-- Start of DATA FOR PROCESSING --

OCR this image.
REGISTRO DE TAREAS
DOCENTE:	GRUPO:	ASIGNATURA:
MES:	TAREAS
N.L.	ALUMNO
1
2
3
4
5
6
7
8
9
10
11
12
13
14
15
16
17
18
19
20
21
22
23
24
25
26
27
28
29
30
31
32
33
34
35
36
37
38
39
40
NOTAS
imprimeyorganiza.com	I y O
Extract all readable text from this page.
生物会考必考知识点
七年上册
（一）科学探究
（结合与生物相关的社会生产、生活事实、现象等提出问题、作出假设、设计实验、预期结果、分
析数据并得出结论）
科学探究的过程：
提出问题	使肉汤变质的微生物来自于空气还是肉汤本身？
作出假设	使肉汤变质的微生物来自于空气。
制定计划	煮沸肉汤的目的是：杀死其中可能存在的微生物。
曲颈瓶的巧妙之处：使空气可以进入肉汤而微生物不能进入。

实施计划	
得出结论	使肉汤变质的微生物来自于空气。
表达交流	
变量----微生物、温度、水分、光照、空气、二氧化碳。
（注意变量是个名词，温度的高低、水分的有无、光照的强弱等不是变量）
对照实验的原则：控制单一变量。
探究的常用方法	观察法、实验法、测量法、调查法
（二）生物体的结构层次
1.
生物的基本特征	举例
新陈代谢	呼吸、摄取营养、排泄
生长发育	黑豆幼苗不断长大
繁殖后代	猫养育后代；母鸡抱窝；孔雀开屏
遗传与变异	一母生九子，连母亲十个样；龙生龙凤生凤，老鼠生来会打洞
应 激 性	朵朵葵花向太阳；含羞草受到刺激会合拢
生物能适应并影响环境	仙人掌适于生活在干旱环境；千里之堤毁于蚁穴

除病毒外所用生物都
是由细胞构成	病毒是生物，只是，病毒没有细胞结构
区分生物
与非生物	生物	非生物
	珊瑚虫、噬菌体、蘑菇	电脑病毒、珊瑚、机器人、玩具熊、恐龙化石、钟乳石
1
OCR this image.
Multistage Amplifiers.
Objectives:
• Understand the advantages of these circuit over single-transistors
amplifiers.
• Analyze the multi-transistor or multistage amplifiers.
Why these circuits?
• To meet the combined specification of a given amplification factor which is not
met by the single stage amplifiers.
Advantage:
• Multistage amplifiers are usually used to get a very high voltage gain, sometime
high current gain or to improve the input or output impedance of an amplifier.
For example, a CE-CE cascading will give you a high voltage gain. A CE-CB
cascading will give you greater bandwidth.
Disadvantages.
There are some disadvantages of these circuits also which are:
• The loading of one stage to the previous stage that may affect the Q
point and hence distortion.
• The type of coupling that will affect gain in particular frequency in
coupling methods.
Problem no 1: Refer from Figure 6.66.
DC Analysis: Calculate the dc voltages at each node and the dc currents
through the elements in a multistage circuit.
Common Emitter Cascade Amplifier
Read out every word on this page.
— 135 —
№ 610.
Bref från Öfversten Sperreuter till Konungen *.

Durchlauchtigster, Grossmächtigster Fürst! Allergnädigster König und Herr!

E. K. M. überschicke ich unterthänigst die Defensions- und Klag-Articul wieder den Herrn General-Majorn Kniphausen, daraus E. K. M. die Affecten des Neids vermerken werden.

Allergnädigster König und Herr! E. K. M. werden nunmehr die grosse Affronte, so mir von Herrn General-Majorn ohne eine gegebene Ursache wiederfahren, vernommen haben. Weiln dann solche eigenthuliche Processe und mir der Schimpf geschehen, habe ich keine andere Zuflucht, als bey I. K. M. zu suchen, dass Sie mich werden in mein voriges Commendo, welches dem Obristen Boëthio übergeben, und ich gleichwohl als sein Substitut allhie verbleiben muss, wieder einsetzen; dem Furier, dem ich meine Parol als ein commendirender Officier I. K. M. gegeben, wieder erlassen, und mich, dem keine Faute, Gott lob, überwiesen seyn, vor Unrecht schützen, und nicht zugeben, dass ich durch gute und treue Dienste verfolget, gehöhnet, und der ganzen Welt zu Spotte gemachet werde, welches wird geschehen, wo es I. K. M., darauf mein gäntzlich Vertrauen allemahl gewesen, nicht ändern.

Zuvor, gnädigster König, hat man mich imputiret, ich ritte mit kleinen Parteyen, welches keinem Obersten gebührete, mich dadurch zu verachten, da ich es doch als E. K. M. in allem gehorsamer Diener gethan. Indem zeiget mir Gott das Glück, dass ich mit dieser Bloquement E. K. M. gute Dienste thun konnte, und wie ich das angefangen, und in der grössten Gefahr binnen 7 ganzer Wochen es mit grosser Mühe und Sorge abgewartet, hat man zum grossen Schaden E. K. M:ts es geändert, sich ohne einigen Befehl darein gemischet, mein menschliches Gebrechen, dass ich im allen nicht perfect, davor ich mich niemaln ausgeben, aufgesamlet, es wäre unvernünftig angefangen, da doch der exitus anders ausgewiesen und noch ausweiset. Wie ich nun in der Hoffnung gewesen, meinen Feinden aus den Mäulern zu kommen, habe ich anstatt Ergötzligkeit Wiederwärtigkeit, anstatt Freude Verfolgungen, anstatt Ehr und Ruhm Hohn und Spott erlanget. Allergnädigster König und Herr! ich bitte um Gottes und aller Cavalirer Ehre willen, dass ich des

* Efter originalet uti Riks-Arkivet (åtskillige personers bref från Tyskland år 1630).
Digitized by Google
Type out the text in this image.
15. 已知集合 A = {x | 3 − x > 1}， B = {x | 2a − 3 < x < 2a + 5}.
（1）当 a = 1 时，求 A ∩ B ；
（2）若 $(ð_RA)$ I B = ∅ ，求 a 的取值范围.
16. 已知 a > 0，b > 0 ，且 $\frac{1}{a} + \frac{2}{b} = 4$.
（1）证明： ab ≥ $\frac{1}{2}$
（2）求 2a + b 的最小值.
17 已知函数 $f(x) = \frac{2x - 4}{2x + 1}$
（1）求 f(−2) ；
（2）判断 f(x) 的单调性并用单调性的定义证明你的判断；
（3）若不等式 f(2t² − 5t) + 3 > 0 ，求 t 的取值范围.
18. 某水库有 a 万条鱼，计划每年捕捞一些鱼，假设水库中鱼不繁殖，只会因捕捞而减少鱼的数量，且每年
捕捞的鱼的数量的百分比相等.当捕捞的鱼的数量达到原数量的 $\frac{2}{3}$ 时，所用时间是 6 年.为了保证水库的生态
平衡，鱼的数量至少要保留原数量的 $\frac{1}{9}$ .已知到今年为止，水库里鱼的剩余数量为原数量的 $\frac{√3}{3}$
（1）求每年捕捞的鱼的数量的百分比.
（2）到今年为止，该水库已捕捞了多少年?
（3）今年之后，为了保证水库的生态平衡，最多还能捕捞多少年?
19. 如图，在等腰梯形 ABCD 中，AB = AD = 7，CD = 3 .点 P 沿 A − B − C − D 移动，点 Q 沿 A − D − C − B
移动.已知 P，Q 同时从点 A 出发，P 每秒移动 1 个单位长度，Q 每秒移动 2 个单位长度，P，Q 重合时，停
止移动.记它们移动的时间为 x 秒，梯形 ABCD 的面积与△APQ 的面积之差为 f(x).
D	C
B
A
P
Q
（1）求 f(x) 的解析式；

-- End of DATA FOR PROCESSING --

* WORK TO BE COMPLETED *
From the data above, copy each line that has the string "från".

* RESPONSE TO THIS EXERCISE *
Bref från Öfversten Sperreuter till Konungen *.
* Efter originalet uti Riks-Arkivet (åtskillige personers bref från Tyskland år 1630).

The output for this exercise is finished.